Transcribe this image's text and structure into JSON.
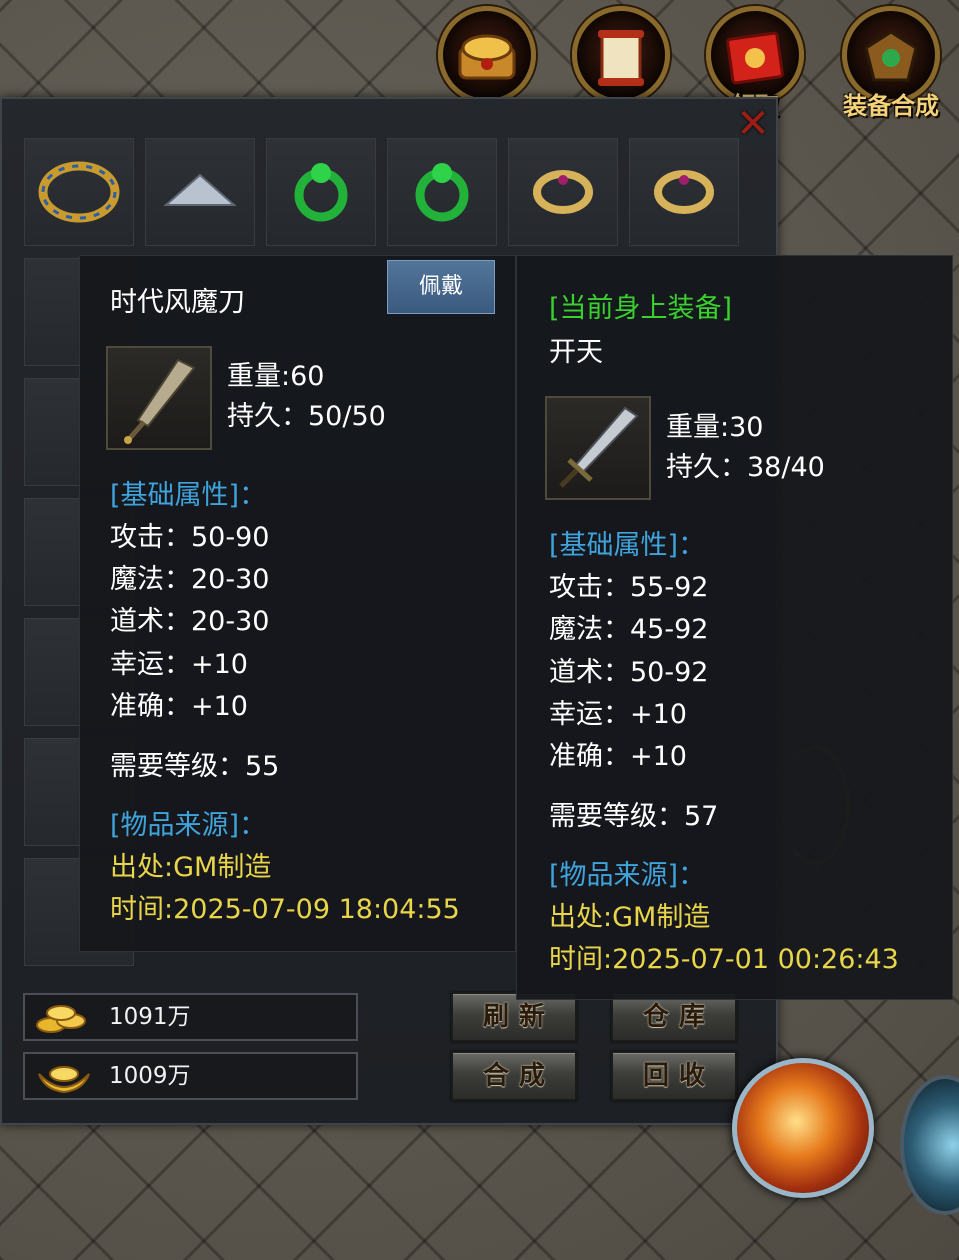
{
  "top_menu": [
    {
      "label": "",
      "icon": "treasure-chest-icon"
    },
    {
      "label": "",
      "icon": "scroll-icon"
    },
    {
      "label": "领取",
      "icon": "red-envelope-icon"
    },
    {
      "label": "装备合成",
      "icon": "equipment-emblem-icon"
    }
  ],
  "bag": {
    "close_icon": "close-x-icon",
    "top_row_items": [
      "bracelet-icon",
      "hat-icon",
      "green-ring-icon",
      "green-ring-icon",
      "gold-ring-icon",
      "gold-ring-icon"
    ]
  },
  "currency": {
    "gold": {
      "value": "1091万",
      "icon": "gold-coins-icon"
    },
    "ingot": {
      "value": "1009万",
      "icon": "gold-ingot-icon"
    }
  },
  "buttons": {
    "refresh": "刷新",
    "warehouse": "仓库",
    "synthesize": "合成",
    "recycle": "回收",
    "wear": "佩戴"
  },
  "tooltip_item": {
    "name": "时代风魔刀",
    "weight": "重量:60",
    "durability": "持久：50/50",
    "basic_header": "[基础属性]：",
    "attack": "攻击：50-90",
    "magic": "魔法：20-30",
    "taoism": "道术：20-30",
    "luck": "幸运：+10",
    "accuracy": "准确：+10",
    "req_level": "需要等级：55",
    "source_header": "[物品来源]：",
    "origin": "出处:GM制造",
    "time": "时间:2025-07-09 18:04:55"
  },
  "tooltip_equipped": {
    "header": "[当前身上装备]",
    "name": "开天",
    "weight": "重量:30",
    "durability": "持久：38/40",
    "basic_header": "[基础属性]：",
    "attack": "攻击：55-92",
    "magic": "魔法：45-92",
    "taoism": "道术：50-92",
    "luck": "幸运：+10",
    "accuracy": "准确：+10",
    "req_level": "需要等级：57",
    "source_header": "[物品来源]：",
    "origin": "出处:GM制造",
    "time": "时间:2025-07-01 00:26:43"
  },
  "colors": {
    "attribute_header": "#3fa3dc",
    "source_text": "#e9d54a",
    "equipped_header": "#39d12d",
    "close": "#9b1e16"
  }
}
---*---
Repeat the records above exactly, omitting every picture.

**Output of the exercise**
Transcribe this image's text and structure into JSON.
{
  "top_menu": [
    {
      "label": "",
      "icon": "treasure-chest-icon"
    },
    {
      "label": "",
      "icon": "scroll-icon"
    },
    {
      "label": "领取",
      "icon": "red-envelope-icon"
    },
    {
      "label": "装备合成",
      "icon": "equipment-emblem-icon"
    }
  ],
  "bag": {
    "close_icon": "close-x-icon",
    "top_row_items": [
      "bracelet-icon",
      "hat-icon",
      "green-ring-icon",
      "green-ring-icon",
      "gold-ring-icon",
      "gold-ring-icon"
    ]
  },
  "currency": {
    "gold": {
      "value": "1091万",
      "icon": "gold-coins-icon"
    },
    "ingot": {
      "value": "1009万",
      "icon": "gold-ingot-icon"
    }
  },
  "buttons": {
    "refresh": "刷新",
    "warehouse": "仓库",
    "synthesize": "合成",
    "recycle": "回收",
    "wear": "佩戴"
  },
  "tooltip_item": {
    "name": "时代风魔刀",
    "weight": "重量:60",
    "durability": "持久：50/50",
    "basic_header": "[基础属性]：",
    "attack": "攻击：50-90",
    "magic": "魔法：20-30",
    "taoism": "道术：20-30",
    "luck": "幸运：+10",
    "accuracy": "准确：+10",
    "req_level": "需要等级：55",
    "source_header": "[物品来源]：",
    "origin": "出处:GM制造",
    "time": "时间:2025-07-09 18:04:55"
  },
  "tooltip_equipped": {
    "header": "[当前身上装备]",
    "name": "开天",
    "weight": "重量:30",
    "durability": "持久：38/40",
    "basic_header": "[基础属性]：",
    "attack": "攻击：55-92",
    "magic": "魔法：45-92",
    "taoism": "道术：50-92",
    "luck": "幸运：+10",
    "accuracy": "准确：+10",
    "req_level": "需要等级：57",
    "source_header": "[物品来源]：",
    "origin": "出处:GM制造",
    "time": "时间:2025-07-01 00:26:43"
  },
  "colors": {
    "attribute_header": "#3fa3dc",
    "source_text": "#e9d54a",
    "equipped_header": "#39d12d",
    "close": "#9b1e16"
  }
}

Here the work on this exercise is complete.